(Dataset items)
____________
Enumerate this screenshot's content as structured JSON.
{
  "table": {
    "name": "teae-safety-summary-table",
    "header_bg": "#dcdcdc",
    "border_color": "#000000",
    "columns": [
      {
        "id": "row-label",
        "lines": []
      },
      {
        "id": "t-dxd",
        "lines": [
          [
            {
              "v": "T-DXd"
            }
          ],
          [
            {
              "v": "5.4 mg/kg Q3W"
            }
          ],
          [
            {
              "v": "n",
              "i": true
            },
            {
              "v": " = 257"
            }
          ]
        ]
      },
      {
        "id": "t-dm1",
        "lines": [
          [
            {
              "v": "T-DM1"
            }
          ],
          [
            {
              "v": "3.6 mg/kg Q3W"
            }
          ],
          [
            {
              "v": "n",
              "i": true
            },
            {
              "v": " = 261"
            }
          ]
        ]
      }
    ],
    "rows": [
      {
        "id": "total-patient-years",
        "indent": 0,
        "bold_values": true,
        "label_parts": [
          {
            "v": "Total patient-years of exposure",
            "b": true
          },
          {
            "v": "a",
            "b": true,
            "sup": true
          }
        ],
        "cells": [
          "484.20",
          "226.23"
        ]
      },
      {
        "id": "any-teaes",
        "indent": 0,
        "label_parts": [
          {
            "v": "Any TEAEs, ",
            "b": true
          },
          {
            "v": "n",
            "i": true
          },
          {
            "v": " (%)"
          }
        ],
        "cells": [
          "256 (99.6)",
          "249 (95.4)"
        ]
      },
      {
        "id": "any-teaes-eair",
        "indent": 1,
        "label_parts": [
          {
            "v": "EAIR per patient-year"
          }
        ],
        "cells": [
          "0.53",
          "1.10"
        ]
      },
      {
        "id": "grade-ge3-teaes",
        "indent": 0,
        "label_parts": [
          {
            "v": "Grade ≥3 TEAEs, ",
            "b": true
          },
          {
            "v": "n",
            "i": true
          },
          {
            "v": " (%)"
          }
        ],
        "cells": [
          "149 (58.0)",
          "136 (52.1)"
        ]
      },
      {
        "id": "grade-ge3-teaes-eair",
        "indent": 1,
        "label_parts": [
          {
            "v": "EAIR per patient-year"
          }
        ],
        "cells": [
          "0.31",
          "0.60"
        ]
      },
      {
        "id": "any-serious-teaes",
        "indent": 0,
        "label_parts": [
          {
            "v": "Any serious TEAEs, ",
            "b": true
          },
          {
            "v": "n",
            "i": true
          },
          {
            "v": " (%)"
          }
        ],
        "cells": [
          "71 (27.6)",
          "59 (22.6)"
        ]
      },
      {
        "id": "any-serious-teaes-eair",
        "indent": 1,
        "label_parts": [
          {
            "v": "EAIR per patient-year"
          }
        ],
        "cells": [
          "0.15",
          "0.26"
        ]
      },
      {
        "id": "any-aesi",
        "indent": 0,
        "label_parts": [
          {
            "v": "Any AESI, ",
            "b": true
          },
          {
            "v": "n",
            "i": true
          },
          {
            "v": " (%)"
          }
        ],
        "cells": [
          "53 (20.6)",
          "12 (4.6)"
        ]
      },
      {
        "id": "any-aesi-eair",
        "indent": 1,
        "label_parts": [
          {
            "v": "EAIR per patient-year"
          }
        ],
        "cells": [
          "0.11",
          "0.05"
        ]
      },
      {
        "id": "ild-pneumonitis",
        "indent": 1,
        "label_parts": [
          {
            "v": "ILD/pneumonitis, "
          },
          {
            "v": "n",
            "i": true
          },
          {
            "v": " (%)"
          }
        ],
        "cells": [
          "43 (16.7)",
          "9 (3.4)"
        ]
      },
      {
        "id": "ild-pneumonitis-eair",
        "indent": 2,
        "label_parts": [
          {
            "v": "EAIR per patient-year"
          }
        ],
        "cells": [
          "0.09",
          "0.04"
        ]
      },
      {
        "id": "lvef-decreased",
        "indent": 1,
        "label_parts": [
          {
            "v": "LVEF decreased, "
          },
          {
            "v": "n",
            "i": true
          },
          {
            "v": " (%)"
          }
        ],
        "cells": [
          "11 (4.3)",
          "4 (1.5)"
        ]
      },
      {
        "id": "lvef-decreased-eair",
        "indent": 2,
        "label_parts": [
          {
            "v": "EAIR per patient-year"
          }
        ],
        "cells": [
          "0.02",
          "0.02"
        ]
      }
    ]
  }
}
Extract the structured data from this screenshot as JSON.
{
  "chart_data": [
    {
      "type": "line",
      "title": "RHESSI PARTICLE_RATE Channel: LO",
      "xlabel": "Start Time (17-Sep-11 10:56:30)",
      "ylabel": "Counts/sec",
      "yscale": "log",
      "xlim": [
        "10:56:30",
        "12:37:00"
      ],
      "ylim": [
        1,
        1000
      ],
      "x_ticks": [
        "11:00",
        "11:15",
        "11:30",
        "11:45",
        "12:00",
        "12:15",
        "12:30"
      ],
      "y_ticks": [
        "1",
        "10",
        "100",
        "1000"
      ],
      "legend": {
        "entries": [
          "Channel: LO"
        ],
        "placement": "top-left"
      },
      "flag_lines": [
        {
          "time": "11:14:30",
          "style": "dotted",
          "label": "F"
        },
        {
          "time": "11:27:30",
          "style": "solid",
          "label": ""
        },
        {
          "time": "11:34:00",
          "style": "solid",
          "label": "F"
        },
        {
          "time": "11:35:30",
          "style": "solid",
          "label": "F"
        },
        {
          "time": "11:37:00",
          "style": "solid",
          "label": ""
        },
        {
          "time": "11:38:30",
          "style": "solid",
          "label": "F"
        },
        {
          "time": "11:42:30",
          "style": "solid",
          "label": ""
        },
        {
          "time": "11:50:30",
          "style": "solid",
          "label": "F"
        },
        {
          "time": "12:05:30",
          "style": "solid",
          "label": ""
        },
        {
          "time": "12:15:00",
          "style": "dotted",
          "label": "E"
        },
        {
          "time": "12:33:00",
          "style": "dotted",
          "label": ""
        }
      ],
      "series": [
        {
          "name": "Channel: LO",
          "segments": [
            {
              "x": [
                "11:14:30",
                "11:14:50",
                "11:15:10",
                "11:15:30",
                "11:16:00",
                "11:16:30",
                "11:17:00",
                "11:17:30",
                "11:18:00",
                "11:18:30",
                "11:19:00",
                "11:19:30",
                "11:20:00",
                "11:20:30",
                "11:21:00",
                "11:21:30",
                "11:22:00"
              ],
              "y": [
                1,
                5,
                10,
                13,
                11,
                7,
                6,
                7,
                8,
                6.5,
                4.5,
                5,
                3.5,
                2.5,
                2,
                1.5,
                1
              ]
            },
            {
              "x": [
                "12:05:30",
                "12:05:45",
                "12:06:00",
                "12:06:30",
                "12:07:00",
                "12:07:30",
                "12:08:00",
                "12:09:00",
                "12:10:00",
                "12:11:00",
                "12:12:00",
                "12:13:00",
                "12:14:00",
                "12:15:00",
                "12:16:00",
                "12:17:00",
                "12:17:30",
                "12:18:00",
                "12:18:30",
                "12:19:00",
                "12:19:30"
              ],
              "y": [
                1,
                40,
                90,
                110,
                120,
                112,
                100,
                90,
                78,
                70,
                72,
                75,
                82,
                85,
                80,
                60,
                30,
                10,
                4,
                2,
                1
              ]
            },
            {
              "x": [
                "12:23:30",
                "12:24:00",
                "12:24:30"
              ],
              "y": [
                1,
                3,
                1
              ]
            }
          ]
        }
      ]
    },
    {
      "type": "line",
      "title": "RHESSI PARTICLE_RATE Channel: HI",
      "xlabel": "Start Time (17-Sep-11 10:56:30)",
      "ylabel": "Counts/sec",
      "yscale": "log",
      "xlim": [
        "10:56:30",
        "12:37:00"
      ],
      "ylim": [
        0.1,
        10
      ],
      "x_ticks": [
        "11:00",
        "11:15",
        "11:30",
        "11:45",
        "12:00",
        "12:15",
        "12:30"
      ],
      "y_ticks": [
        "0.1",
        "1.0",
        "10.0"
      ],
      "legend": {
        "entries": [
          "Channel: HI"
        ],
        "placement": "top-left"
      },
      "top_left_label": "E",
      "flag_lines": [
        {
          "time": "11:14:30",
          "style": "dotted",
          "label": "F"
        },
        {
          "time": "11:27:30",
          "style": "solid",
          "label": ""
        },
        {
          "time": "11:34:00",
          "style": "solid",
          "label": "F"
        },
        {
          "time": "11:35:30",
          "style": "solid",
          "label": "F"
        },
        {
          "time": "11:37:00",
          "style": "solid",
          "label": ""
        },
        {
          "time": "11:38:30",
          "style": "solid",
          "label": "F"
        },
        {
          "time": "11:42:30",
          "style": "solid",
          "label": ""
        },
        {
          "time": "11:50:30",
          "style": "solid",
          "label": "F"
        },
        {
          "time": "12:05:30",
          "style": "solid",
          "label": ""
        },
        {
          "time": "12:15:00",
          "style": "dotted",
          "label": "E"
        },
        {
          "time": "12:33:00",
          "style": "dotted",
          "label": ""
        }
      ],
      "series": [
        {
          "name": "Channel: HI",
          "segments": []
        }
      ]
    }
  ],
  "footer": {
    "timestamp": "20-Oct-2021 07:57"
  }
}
____________
### SET TASK:
Gather each line in the entries above where the string "RHESSI" is found.

### ANSWER FOR THE TASK:
      "title": "RHESSI PARTICLE_RATE Channel: LO",
      "title": "RHESSI PARTICLE_RATE Channel: HI",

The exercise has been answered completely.